§ **Task input**
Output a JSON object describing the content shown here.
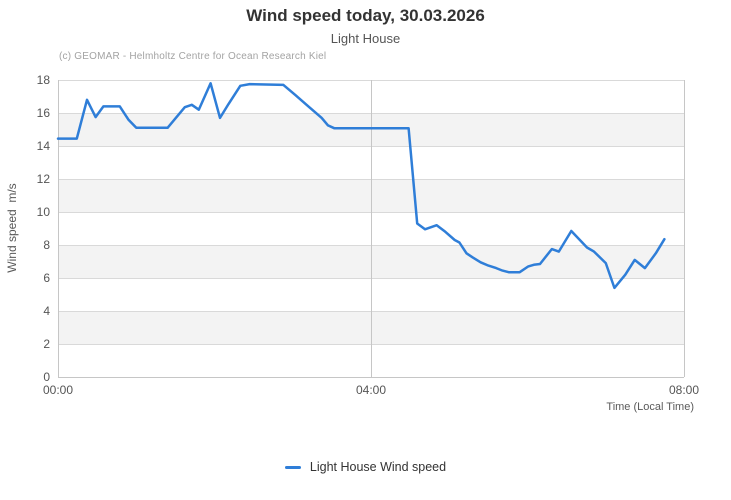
{
  "chart_data": {
    "type": "line",
    "title": "Wind speed today, 30.03.2026",
    "subtitle": "Light House",
    "credits": "(c) GEOMAR - Helmholtz Centre for Ocean Research Kiel",
    "xlabel": "Time (Local Time)",
    "ylabel": "Wind speed  m/s",
    "xlim": [
      0,
      8
    ],
    "ylim": [
      0,
      18
    ],
    "x_ticks": [
      {
        "value": 0,
        "label": "00:00"
      },
      {
        "value": 4,
        "label": "04:00"
      },
      {
        "value": 8,
        "label": "08:00"
      }
    ],
    "y_ticks": [
      0,
      2,
      4,
      6,
      8,
      10,
      12,
      14,
      16,
      18
    ],
    "alternate_bands": [
      [
        2,
        4
      ],
      [
        6,
        8
      ],
      [
        10,
        12
      ],
      [
        14,
        16
      ]
    ],
    "colors": {
      "series_blue": "#2f7ed8",
      "band_gray": "#f3f3f3",
      "grid_line": "#d9d9d9",
      "axis_line": "#c6c6c6"
    },
    "grid": true,
    "legend_position": "bottom-center",
    "series": [
      {
        "name": "Light House Wind speed",
        "color": "#2f7ed8",
        "points_time_hours_vs_mps": [
          [
            0.0,
            14.45
          ],
          [
            0.24,
            14.45
          ],
          [
            0.37,
            16.8
          ],
          [
            0.48,
            15.75
          ],
          [
            0.58,
            16.4
          ],
          [
            0.79,
            16.4
          ],
          [
            0.9,
            15.6
          ],
          [
            1.0,
            15.1
          ],
          [
            1.4,
            15.1
          ],
          [
            1.62,
            16.35
          ],
          [
            1.71,
            16.5
          ],
          [
            1.8,
            16.2
          ],
          [
            1.95,
            17.8
          ],
          [
            2.07,
            15.7
          ],
          [
            2.18,
            16.55
          ],
          [
            2.33,
            17.65
          ],
          [
            2.45,
            17.75
          ],
          [
            2.88,
            17.7
          ],
          [
            3.03,
            17.1
          ],
          [
            3.2,
            16.4
          ],
          [
            3.37,
            15.7
          ],
          [
            3.45,
            15.25
          ],
          [
            3.53,
            15.08
          ],
          [
            4.48,
            15.08
          ],
          [
            4.59,
            9.3
          ],
          [
            4.69,
            8.95
          ],
          [
            4.84,
            9.2
          ],
          [
            4.95,
            8.8
          ],
          [
            5.07,
            8.3
          ],
          [
            5.13,
            8.15
          ],
          [
            5.22,
            7.5
          ],
          [
            5.3,
            7.25
          ],
          [
            5.4,
            6.95
          ],
          [
            5.5,
            6.75
          ],
          [
            5.6,
            6.6
          ],
          [
            5.68,
            6.45
          ],
          [
            5.76,
            6.35
          ],
          [
            5.9,
            6.35
          ],
          [
            6.01,
            6.7
          ],
          [
            6.08,
            6.8
          ],
          [
            6.16,
            6.85
          ],
          [
            6.31,
            7.75
          ],
          [
            6.4,
            7.6
          ],
          [
            6.56,
            8.85
          ],
          [
            6.76,
            7.85
          ],
          [
            6.85,
            7.6
          ],
          [
            7.0,
            6.9
          ],
          [
            7.11,
            5.4
          ],
          [
            7.25,
            6.2
          ],
          [
            7.37,
            7.1
          ],
          [
            7.5,
            6.6
          ],
          [
            7.64,
            7.5
          ],
          [
            7.75,
            8.35
          ]
        ]
      }
    ]
  }
}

§ **Exercise prompt**
Examine the data above and state how many of its lines contain the word "Light", with no further remarks.

§ **Problem solution**
2